Your task is to count the lines of the entries below that include the word "小升初真题" and to give only the resulting number.

INFORMATION GIVEN
────────
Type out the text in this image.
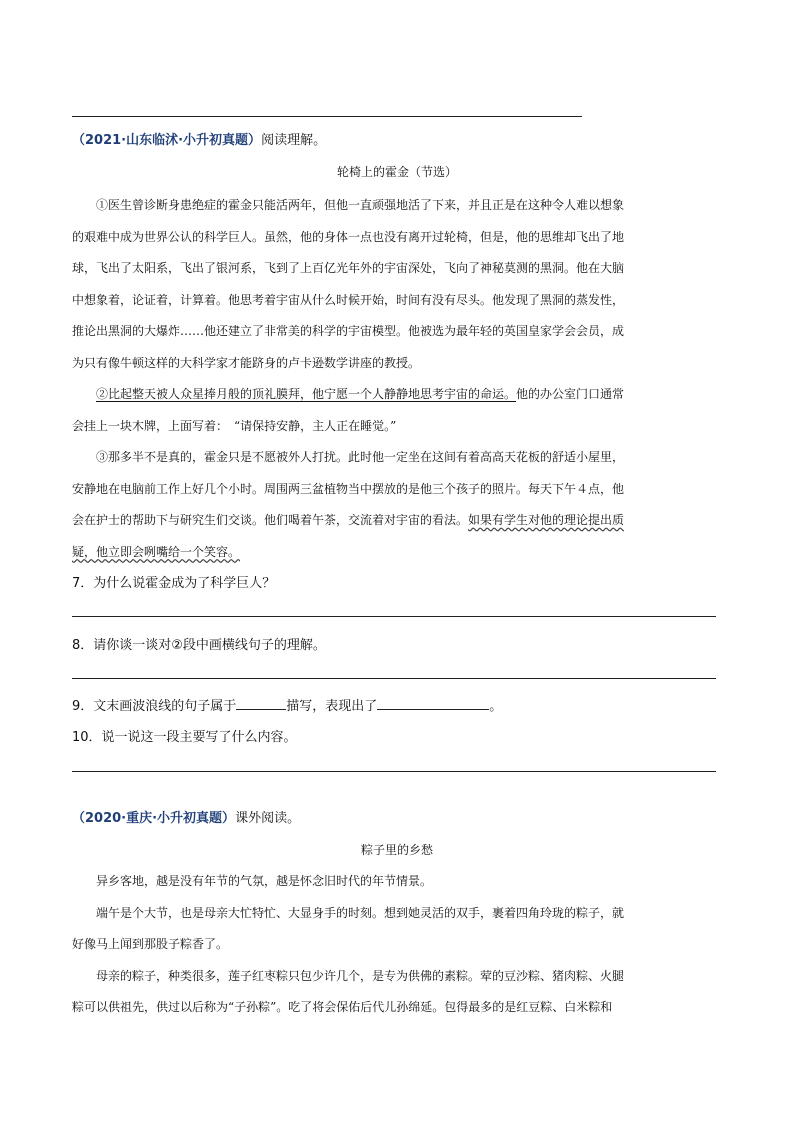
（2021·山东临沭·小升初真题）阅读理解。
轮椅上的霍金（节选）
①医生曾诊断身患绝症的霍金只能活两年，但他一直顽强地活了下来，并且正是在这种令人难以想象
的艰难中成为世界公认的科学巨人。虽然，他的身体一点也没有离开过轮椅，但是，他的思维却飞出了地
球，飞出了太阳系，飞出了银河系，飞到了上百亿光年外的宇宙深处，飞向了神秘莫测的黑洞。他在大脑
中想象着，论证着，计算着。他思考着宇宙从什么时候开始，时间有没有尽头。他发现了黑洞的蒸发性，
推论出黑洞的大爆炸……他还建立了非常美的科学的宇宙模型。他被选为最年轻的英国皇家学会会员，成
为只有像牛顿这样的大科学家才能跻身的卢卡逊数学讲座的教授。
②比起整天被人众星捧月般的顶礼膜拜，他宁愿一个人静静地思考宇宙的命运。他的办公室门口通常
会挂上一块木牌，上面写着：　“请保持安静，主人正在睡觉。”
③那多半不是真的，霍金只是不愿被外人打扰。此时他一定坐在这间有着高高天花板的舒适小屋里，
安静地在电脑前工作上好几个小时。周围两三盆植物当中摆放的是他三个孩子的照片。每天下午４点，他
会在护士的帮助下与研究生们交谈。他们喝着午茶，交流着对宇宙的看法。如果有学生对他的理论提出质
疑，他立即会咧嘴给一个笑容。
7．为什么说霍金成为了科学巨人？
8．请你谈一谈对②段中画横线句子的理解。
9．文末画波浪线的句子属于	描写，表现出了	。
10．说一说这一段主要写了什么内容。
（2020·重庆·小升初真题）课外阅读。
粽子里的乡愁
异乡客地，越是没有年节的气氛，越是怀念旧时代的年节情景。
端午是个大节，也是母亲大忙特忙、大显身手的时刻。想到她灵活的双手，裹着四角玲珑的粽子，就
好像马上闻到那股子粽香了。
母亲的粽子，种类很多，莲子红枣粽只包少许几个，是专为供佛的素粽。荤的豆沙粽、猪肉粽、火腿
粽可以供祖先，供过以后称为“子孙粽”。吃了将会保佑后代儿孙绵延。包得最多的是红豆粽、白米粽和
────────
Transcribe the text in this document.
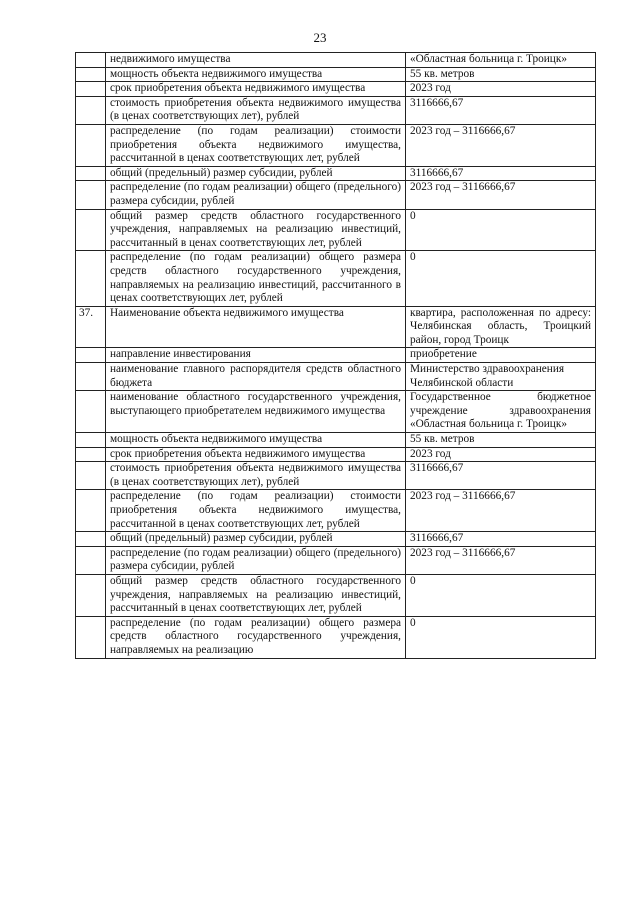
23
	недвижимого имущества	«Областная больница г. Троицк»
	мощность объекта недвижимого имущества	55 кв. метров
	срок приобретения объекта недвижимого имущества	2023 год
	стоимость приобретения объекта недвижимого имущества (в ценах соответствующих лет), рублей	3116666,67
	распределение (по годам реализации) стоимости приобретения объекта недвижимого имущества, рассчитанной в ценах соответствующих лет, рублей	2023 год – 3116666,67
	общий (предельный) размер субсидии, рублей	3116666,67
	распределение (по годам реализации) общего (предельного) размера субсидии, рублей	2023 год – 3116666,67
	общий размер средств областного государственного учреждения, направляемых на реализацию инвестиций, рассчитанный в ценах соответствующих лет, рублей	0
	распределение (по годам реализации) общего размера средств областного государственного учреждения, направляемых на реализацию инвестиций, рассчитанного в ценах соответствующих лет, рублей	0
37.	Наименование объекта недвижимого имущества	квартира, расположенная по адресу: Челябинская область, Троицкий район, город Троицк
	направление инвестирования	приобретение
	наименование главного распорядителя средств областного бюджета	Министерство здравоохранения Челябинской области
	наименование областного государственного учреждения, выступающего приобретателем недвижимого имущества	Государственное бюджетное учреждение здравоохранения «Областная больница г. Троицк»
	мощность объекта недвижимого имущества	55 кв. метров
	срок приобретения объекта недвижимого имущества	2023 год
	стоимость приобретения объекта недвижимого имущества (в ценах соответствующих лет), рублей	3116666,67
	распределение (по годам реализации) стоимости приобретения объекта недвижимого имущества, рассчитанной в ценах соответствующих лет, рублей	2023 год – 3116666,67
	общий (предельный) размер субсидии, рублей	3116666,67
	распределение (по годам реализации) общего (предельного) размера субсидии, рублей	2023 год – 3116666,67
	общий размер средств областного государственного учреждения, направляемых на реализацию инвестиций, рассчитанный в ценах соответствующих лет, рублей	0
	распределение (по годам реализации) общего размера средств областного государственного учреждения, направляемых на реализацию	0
────────
THE OUTPUT
2